### [Data section]
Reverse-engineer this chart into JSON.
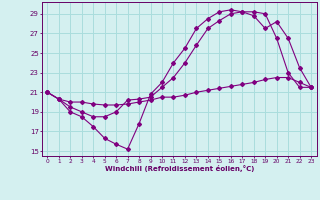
{
  "xlabel": "Windchill (Refroidissement éolien,°C)",
  "background_color": "#d4f0f0",
  "line_color": "#800080",
  "grid_color": "#aadddd",
  "xlim": [
    -0.5,
    23.5
  ],
  "ylim": [
    14.5,
    30.2
  ],
  "xticks": [
    0,
    1,
    2,
    3,
    4,
    5,
    6,
    7,
    8,
    9,
    10,
    11,
    12,
    13,
    14,
    15,
    16,
    17,
    18,
    19,
    20,
    21,
    22,
    23
  ],
  "yticks": [
    15,
    17,
    19,
    21,
    23,
    25,
    27,
    29
  ],
  "line1_x": [
    0,
    1,
    2,
    3,
    4,
    5,
    6,
    7,
    8,
    9,
    10,
    11,
    12,
    13,
    14,
    15,
    16,
    17,
    18,
    19,
    20,
    21,
    22,
    23
  ],
  "line1_y": [
    21.0,
    20.3,
    19.0,
    18.5,
    17.5,
    16.3,
    15.7,
    15.2,
    17.8,
    20.8,
    22.0,
    24.0,
    25.5,
    27.5,
    28.5,
    29.2,
    29.4,
    29.2,
    29.2,
    29.0,
    26.5,
    23.0,
    21.5,
    21.5
  ],
  "line2_x": [
    0,
    1,
    2,
    3,
    4,
    5,
    6,
    7,
    8,
    9,
    10,
    11,
    12,
    13,
    14,
    15,
    16,
    17,
    18,
    19,
    20,
    21,
    22,
    23
  ],
  "line2_y": [
    21.0,
    20.3,
    19.5,
    19.0,
    18.5,
    18.5,
    19.0,
    20.2,
    20.3,
    20.5,
    21.5,
    22.5,
    24.0,
    25.8,
    27.5,
    28.3,
    29.0,
    29.2,
    28.8,
    27.5,
    28.2,
    26.5,
    23.5,
    21.5
  ],
  "line3_x": [
    0,
    1,
    2,
    3,
    4,
    5,
    6,
    7,
    8,
    9,
    10,
    11,
    12,
    13,
    14,
    15,
    16,
    17,
    18,
    19,
    20,
    21,
    22,
    23
  ],
  "line3_y": [
    21.0,
    20.3,
    20.0,
    20.0,
    19.8,
    19.7,
    19.7,
    19.8,
    20.0,
    20.2,
    20.5,
    20.5,
    20.7,
    21.0,
    21.2,
    21.4,
    21.6,
    21.8,
    22.0,
    22.3,
    22.5,
    22.5,
    22.0,
    21.5
  ]
}
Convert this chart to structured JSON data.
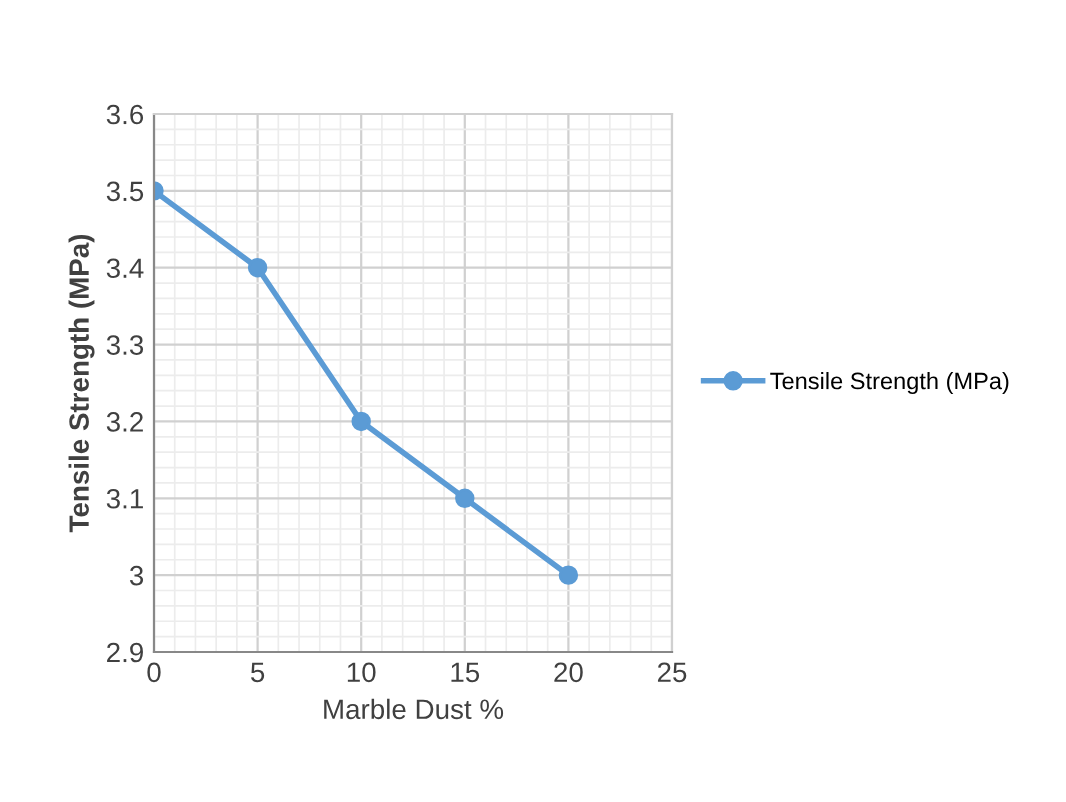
{
  "chart_data": {
    "type": "line",
    "xlabel": "Marble Dust %",
    "ylabel": "Tensile Strength (MPa)",
    "x": [
      0,
      5,
      10,
      15,
      20
    ],
    "series": [
      {
        "name": "Tensile Strength (MPa)",
        "color": "#5b9bd5",
        "values": [
          3.5,
          3.4,
          3.2,
          3.1,
          3.0
        ]
      }
    ],
    "xlim": [
      0,
      25
    ],
    "xticks": [
      0,
      5,
      10,
      15,
      20,
      25
    ],
    "ylim": [
      2.9,
      3.6
    ],
    "yticks": [
      {
        "value": 2.9,
        "label": "2.9"
      },
      {
        "value": 3.0,
        "label": "3"
      },
      {
        "value": 3.1,
        "label": "3.1"
      },
      {
        "value": 3.2,
        "label": "3.2"
      },
      {
        "value": 3.3,
        "label": "3.3"
      },
      {
        "value": 3.4,
        "label": "3.4"
      },
      {
        "value": 3.5,
        "label": "3.5"
      },
      {
        "value": 3.6,
        "label": "3.6"
      }
    ],
    "grid": true,
    "legend": "right",
    "marker": "circle",
    "line_style": "solid"
  }
}
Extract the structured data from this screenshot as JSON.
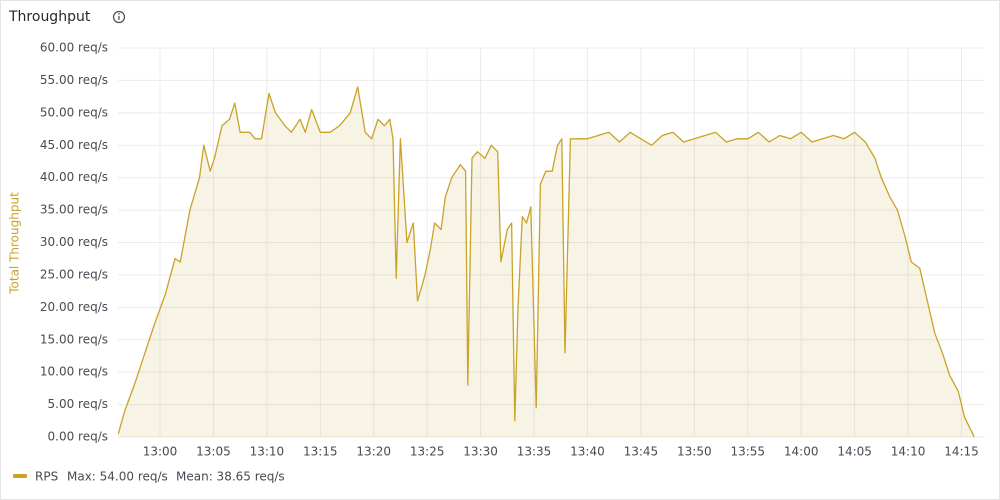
{
  "title": "Throughput",
  "chart_data": {
    "type": "line",
    "ylabel": "Total Throughput",
    "x": [
      776.1,
      776.7,
      777.7,
      778.6,
      779.5,
      780.5,
      781.4,
      781.9,
      782.8,
      783.7,
      784.1,
      784.7,
      785.1,
      785.8,
      786.5,
      787.0,
      787.5,
      788.4,
      788.9,
      789.5,
      790.2,
      790.8,
      791.7,
      792.3,
      793.1,
      793.6,
      794.2,
      795.0,
      795.9,
      796.8,
      797.8,
      798.5,
      799.2,
      799.8,
      800.4,
      801.0,
      801.5,
      801.8,
      802.1,
      802.5,
      803.1,
      803.7,
      804.1,
      804.8,
      805.3,
      805.7,
      806.3,
      806.7,
      807.3,
      808.1,
      808.6,
      808.8,
      809.2,
      809.7,
      810.4,
      811.0,
      811.6,
      811.9,
      812.5,
      812.9,
      813.2,
      813.5,
      813.9,
      814.3,
      814.7,
      815.2,
      815.6,
      816.1,
      816.7,
      817.2,
      817.6,
      817.9,
      818.4,
      819.3,
      820,
      821,
      822,
      823,
      824,
      825,
      826,
      827,
      828,
      829,
      830,
      831,
      832,
      833,
      834,
      835,
      836,
      837,
      838,
      839,
      840,
      841,
      842,
      843,
      844,
      845,
      846,
      846.9,
      847.5,
      848.3,
      849.0,
      849.7,
      850.3,
      851.1,
      851.8,
      852.5,
      853.2,
      853.9,
      854.7,
      855.3,
      856.2
    ],
    "series": [
      {
        "name": "RPS",
        "color": "#c9a227",
        "values": [
          0.5,
          4,
          8.5,
          13,
          17.5,
          22,
          27.5,
          27,
          35,
          40,
          45,
          41,
          43,
          48,
          49,
          51.5,
          47,
          47,
          46,
          46,
          53,
          50,
          48,
          47,
          49,
          47,
          50.5,
          47,
          47,
          48,
          50,
          54,
          47,
          46,
          49,
          48,
          49,
          46,
          24.5,
          46,
          30,
          33,
          21,
          25,
          29,
          33,
          32,
          37,
          40,
          42,
          41,
          8,
          43,
          44,
          43,
          45,
          44,
          27,
          32,
          33,
          2.5,
          20,
          34,
          33,
          35.5,
          4.5,
          39,
          41,
          41,
          45,
          46,
          13,
          46,
          46,
          46,
          46.5,
          47,
          45.5,
          47,
          46,
          45,
          46.5,
          47,
          45.5,
          46,
          46.5,
          47,
          45.5,
          46,
          46,
          47,
          45.5,
          46.5,
          46,
          47,
          45.5,
          46,
          46.5,
          46,
          47,
          45.5,
          43,
          40,
          37,
          35,
          31,
          27,
          26,
          21,
          16,
          13,
          9.5,
          7,
          3,
          0
        ]
      }
    ],
    "legend_stats": [
      "Max: 54.00 req/s",
      "Mean: 38.65 req/s"
    ],
    "xlim": [
      776.07,
      857.2
    ],
    "xticks": [
      {
        "value": 780,
        "label": "13:00"
      },
      {
        "value": 785,
        "label": "13:05"
      },
      {
        "value": 790,
        "label": "13:10"
      },
      {
        "value": 795,
        "label": "13:15"
      },
      {
        "value": 800,
        "label": "13:20"
      },
      {
        "value": 805,
        "label": "13:25"
      },
      {
        "value": 810,
        "label": "13:30"
      },
      {
        "value": 815,
        "label": "13:35"
      },
      {
        "value": 820,
        "label": "13:40"
      },
      {
        "value": 825,
        "label": "13:45"
      },
      {
        "value": 830,
        "label": "13:50"
      },
      {
        "value": 835,
        "label": "13:55"
      },
      {
        "value": 840,
        "label": "14:00"
      },
      {
        "value": 845,
        "label": "14:05"
      },
      {
        "value": 850,
        "label": "14:10"
      },
      {
        "value": 855,
        "label": "14:15"
      }
    ],
    "ylim": [
      0,
      60
    ],
    "yticks": [
      {
        "value": 0,
        "label": "0.00 req/s"
      },
      {
        "value": 5,
        "label": "5.00 req/s"
      },
      {
        "value": 10,
        "label": "10.00 req/s"
      },
      {
        "value": 15,
        "label": "15.00 req/s"
      },
      {
        "value": 20,
        "label": "20.00 req/s"
      },
      {
        "value": 25,
        "label": "25.00 req/s"
      },
      {
        "value": 30,
        "label": "30.00 req/s"
      },
      {
        "value": 35,
        "label": "35.00 req/s"
      },
      {
        "value": 40,
        "label": "40.00 req/s"
      },
      {
        "value": 45,
        "label": "45.00 req/s"
      },
      {
        "value": 50,
        "label": "50.00 req/s"
      },
      {
        "value": 55,
        "label": "55.00 req/s"
      },
      {
        "value": 60,
        "label": "60.00 req/s"
      }
    ],
    "grid": true
  }
}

### [Exercise goal]
Your reply is one number: how many lines of the records above contain the word "JSON".

### [Correct result]
3